* EXCERPT PROVIDED

An extremely interesting and interdependent aspect of RA is oxidative stress and inflammation. Several studies have demonstrated that individuals with RA experience significant levels of oxidative stress as well as elevated inflammation [41, 42]. Numerous oxidative stress indicators, which cause inflammation, are characterized by enzymatic and non-enzymatic indicators. Understanding these indicators would help us better understand how to use UDCA to combat RA, which has shown promise in raising GSH activity and reducing MDA levels compared to other treatments [43]. This effect was associated with a decrease in lipid oxidation in chondrocyte and fibrocyte membranes [44]. In the current study, UDCA demonstrated the best outcomes, showing the least bone damage and minimal joint impact compared to the other groups. These findings align with previous research, such as the treatment of joints with FA-PPLNPs/Mtx, which also demonstrated a reduction in bone destruction [45]. Although the radiological and morphometric methods of the limb width showed a significant reduction in the dexamethasone group compared to UDCA, the accumulated numerical data performed better in UDCA compared to the affected limb (M=7.5) (Figure 3-4) with a value of M=5.2. This was already confirmed by Binder and his team in 1999 [35], when they described that the least bone erosions and least joint space narrowing, in addition to no or less alteration of the tarsal bone's structure and alignment, indicated positive progress of the treatment method.

* INSTRUCTIONS TO FOLLOW
Answer these questions about the excerpt on UDCA and RA:
1. Which two measures did UDCA show promise in changing, and how did it change each?
2. What did treatment of joints with FA-PPLNPs/Mtx demonstrate?
3. In what year did Binder and his team describe the signs of positive treatment progress?

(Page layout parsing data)
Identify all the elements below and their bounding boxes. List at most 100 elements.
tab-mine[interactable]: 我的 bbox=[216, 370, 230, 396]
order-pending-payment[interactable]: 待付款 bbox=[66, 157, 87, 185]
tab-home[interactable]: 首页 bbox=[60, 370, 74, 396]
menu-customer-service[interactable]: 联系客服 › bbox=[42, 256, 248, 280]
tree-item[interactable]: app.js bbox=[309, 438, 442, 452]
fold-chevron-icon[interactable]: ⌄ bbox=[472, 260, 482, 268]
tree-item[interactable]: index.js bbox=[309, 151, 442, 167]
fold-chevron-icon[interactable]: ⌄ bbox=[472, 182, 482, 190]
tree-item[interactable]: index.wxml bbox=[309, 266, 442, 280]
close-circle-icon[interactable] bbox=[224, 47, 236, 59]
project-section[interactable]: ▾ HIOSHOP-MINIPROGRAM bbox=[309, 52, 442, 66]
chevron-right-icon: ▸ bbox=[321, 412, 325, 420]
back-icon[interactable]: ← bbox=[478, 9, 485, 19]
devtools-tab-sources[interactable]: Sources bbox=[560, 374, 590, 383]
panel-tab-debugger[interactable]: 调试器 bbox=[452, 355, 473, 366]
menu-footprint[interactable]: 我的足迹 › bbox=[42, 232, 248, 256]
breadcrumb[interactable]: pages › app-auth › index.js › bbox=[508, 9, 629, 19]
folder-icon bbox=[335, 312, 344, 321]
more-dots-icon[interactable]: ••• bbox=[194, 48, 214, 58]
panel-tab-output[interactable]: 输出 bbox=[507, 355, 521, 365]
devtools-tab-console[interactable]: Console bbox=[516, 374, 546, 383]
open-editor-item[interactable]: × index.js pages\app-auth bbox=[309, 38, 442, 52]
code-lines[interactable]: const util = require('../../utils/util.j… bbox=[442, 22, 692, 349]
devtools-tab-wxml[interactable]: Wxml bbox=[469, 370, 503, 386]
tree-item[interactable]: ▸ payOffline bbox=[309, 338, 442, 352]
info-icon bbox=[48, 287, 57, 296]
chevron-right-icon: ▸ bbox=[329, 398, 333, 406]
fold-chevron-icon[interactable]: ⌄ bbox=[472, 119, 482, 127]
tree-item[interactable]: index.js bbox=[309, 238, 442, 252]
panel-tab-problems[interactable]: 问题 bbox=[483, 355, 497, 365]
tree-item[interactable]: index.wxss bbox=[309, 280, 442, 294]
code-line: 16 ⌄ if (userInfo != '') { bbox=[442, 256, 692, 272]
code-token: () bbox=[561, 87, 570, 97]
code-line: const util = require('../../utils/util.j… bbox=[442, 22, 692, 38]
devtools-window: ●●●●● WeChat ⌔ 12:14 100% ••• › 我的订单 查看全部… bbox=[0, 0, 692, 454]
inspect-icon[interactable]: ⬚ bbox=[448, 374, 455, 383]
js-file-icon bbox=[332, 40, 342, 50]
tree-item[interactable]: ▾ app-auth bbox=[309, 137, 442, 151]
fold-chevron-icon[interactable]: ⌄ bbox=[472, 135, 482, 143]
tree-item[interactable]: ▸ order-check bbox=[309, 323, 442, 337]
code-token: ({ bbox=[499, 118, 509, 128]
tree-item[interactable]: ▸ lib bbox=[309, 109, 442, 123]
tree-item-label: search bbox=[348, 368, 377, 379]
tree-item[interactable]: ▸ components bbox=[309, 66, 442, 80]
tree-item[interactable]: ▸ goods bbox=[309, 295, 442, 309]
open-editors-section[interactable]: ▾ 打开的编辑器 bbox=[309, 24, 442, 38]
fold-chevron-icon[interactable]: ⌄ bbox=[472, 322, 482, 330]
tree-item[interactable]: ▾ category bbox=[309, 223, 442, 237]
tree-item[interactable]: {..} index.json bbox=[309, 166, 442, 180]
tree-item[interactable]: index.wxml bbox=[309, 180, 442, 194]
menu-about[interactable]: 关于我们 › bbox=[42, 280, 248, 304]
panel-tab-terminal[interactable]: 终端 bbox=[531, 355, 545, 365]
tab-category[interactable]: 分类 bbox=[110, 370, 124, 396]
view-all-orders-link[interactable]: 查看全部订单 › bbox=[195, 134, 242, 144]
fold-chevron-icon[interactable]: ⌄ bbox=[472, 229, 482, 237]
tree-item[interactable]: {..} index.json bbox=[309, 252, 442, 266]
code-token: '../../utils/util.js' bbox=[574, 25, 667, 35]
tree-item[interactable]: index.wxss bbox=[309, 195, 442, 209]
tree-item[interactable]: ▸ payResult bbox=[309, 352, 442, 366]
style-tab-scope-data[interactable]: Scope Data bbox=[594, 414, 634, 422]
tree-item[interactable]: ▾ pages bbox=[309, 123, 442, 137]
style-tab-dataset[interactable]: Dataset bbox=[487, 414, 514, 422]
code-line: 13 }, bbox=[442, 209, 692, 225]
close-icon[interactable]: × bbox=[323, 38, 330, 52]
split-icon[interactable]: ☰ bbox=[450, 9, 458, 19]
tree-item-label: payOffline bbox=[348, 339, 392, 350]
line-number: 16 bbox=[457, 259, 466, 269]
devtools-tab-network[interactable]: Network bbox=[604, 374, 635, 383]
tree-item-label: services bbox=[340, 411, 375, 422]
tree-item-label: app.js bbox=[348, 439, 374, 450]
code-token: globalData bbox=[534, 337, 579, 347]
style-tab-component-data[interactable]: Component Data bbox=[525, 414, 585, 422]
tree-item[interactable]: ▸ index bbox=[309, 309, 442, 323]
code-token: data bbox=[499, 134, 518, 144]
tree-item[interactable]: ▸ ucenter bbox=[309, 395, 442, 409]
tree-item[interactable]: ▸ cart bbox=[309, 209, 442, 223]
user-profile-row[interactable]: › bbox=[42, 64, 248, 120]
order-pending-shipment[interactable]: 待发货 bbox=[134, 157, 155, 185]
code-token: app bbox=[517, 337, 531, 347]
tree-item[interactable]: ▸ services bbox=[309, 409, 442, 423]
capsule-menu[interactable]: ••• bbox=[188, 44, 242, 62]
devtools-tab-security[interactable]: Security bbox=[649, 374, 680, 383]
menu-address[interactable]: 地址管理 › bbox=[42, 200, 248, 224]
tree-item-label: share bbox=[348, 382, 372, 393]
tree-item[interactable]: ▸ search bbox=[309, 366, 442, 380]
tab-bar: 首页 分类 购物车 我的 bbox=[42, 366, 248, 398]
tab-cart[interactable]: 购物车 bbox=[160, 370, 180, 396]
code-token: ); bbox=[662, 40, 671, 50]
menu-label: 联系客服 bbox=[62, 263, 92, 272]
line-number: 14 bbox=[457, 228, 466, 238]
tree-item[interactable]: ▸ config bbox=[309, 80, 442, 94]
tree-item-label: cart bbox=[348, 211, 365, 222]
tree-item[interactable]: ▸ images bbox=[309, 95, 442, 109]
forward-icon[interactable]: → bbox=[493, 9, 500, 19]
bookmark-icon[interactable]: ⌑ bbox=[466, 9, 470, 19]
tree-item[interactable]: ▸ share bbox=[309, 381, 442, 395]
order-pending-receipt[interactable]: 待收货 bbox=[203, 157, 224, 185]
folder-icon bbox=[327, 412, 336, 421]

* ANSWER BOX
1. UDCA raised GSH activity and reduced MDA levels.
2. It demonstrated a reduction in bone destruction.
3. 1999.